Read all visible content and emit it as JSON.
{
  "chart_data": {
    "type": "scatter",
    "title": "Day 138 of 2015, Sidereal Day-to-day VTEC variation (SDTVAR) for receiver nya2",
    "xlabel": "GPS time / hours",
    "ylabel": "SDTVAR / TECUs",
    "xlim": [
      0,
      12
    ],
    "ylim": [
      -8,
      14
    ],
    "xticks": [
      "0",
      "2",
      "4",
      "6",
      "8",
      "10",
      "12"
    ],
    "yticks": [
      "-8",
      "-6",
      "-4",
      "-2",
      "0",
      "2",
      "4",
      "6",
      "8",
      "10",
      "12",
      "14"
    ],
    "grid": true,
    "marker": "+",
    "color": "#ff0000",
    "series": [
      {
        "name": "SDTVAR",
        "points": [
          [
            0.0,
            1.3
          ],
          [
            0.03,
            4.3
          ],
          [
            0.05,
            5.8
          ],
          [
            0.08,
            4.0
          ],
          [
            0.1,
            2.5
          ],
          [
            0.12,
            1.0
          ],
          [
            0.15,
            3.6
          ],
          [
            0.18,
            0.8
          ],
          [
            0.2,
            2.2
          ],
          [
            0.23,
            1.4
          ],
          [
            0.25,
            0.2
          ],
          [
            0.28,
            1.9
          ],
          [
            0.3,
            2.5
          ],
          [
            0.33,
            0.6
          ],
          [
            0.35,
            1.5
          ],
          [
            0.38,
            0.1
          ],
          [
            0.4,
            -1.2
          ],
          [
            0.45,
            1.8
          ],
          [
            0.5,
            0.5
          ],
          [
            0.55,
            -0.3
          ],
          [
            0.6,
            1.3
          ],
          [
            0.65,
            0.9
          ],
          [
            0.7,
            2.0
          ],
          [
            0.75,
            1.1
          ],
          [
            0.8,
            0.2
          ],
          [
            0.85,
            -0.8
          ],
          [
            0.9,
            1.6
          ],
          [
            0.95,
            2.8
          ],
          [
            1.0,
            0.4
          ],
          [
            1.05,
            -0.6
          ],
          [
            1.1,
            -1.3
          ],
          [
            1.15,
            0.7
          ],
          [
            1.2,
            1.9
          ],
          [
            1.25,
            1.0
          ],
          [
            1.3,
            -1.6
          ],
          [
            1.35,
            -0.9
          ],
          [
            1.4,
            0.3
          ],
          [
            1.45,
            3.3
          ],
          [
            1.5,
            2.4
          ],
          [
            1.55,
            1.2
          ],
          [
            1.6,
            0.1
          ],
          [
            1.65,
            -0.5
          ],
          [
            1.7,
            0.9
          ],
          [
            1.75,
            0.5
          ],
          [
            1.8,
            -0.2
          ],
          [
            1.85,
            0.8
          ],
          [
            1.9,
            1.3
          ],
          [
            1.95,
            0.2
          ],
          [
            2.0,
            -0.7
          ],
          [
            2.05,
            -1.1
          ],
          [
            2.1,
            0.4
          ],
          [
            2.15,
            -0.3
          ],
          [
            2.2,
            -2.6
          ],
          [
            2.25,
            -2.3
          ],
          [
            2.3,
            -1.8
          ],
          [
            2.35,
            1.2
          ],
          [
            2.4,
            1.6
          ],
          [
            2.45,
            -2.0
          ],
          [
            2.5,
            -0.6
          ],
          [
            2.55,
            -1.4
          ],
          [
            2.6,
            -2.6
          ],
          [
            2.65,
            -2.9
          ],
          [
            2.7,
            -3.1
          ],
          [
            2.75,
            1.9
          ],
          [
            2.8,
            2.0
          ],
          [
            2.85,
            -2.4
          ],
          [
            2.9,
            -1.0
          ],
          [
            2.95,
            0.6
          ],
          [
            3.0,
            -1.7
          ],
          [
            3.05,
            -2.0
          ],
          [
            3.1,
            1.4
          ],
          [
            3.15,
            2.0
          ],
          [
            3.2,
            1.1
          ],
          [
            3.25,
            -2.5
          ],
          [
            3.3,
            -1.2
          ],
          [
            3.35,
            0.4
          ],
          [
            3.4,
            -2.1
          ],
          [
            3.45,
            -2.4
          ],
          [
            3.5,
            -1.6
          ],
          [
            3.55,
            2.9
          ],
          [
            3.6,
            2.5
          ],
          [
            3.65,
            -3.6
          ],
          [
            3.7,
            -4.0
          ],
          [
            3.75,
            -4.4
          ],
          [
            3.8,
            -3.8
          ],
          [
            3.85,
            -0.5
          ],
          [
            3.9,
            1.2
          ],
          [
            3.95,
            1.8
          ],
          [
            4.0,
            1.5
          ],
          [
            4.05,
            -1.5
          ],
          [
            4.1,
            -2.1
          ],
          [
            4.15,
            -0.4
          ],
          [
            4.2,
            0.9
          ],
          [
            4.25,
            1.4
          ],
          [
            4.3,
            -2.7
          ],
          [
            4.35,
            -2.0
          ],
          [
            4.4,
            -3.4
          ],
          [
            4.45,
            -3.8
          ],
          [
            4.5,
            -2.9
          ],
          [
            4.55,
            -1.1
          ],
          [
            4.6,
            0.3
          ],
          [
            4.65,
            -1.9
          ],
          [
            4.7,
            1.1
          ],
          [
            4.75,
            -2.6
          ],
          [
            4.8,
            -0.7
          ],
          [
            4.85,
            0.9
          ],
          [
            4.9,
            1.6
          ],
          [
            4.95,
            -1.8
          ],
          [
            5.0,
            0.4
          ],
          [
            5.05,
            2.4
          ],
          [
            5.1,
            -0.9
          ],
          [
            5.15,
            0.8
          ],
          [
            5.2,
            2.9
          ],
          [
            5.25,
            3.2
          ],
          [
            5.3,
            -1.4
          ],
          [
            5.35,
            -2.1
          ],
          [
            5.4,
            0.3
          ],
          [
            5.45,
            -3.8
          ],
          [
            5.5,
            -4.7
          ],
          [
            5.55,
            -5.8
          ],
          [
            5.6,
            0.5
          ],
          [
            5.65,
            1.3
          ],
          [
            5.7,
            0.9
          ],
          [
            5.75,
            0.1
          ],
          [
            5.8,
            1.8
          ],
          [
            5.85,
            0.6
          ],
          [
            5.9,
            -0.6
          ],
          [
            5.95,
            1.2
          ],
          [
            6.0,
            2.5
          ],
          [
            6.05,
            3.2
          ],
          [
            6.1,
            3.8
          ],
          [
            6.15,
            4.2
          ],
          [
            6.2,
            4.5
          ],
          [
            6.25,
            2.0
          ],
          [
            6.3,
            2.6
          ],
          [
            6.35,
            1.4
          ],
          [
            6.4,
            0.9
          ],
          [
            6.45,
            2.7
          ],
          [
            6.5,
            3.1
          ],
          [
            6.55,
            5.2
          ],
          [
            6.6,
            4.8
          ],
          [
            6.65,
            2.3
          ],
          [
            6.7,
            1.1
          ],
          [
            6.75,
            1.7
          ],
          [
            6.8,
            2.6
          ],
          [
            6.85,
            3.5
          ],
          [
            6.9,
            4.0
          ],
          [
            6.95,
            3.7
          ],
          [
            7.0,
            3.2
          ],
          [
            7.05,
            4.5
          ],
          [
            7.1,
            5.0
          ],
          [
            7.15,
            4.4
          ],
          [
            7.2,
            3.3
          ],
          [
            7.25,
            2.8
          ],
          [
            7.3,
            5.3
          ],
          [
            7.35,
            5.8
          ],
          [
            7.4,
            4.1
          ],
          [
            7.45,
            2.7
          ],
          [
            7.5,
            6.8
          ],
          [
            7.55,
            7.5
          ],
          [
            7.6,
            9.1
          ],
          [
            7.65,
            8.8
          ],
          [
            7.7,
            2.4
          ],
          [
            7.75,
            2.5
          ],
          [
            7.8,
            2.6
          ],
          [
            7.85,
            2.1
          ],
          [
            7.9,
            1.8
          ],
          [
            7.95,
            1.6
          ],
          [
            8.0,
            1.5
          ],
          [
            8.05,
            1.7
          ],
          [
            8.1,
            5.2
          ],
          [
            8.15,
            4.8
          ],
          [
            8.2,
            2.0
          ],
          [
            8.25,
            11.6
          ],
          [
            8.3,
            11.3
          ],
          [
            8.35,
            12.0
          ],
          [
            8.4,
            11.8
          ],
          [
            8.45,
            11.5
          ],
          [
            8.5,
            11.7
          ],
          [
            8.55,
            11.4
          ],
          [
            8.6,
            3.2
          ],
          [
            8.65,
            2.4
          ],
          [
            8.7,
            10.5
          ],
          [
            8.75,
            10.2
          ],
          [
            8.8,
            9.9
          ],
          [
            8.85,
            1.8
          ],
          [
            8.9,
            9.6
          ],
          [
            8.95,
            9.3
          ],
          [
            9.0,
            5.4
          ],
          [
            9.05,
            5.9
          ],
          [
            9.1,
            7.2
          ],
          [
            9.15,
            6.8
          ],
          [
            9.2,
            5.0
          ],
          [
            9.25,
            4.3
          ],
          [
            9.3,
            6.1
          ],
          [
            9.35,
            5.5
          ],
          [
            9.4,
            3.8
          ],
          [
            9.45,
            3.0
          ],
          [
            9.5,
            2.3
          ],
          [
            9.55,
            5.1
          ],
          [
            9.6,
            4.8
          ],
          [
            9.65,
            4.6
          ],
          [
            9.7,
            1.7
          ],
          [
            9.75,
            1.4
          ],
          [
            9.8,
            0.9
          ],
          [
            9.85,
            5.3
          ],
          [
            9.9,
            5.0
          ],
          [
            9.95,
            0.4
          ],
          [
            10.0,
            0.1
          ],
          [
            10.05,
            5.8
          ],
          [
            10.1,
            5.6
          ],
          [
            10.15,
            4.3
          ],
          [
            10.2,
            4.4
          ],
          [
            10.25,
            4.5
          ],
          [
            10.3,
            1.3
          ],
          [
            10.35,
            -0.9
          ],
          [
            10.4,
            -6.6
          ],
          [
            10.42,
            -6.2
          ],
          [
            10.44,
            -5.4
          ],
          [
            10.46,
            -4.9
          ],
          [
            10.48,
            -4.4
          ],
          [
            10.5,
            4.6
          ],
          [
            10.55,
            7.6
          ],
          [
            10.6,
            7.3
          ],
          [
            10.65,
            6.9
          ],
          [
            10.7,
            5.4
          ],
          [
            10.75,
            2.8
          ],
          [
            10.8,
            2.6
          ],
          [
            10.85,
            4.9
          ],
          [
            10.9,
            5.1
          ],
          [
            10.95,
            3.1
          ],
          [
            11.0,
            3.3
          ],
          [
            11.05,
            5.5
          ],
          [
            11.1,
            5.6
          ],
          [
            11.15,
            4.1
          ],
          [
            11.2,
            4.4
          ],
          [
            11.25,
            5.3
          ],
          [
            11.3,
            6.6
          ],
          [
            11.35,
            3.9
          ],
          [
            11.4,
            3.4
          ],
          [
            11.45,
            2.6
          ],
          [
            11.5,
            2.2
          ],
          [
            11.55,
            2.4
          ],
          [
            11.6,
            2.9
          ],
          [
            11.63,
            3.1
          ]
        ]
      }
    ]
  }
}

********************

Look above for lines with the word "SDTVAR" and copy them all.

> SOLUTION FOR THIS PROBLEM
    "title": "Day 138 of 2015, Sidereal Day-to-day VTEC variation (SDTVAR) for receiver nya2",
    "ylabel": "SDTVAR / TECUs",
        "name": "SDTVAR",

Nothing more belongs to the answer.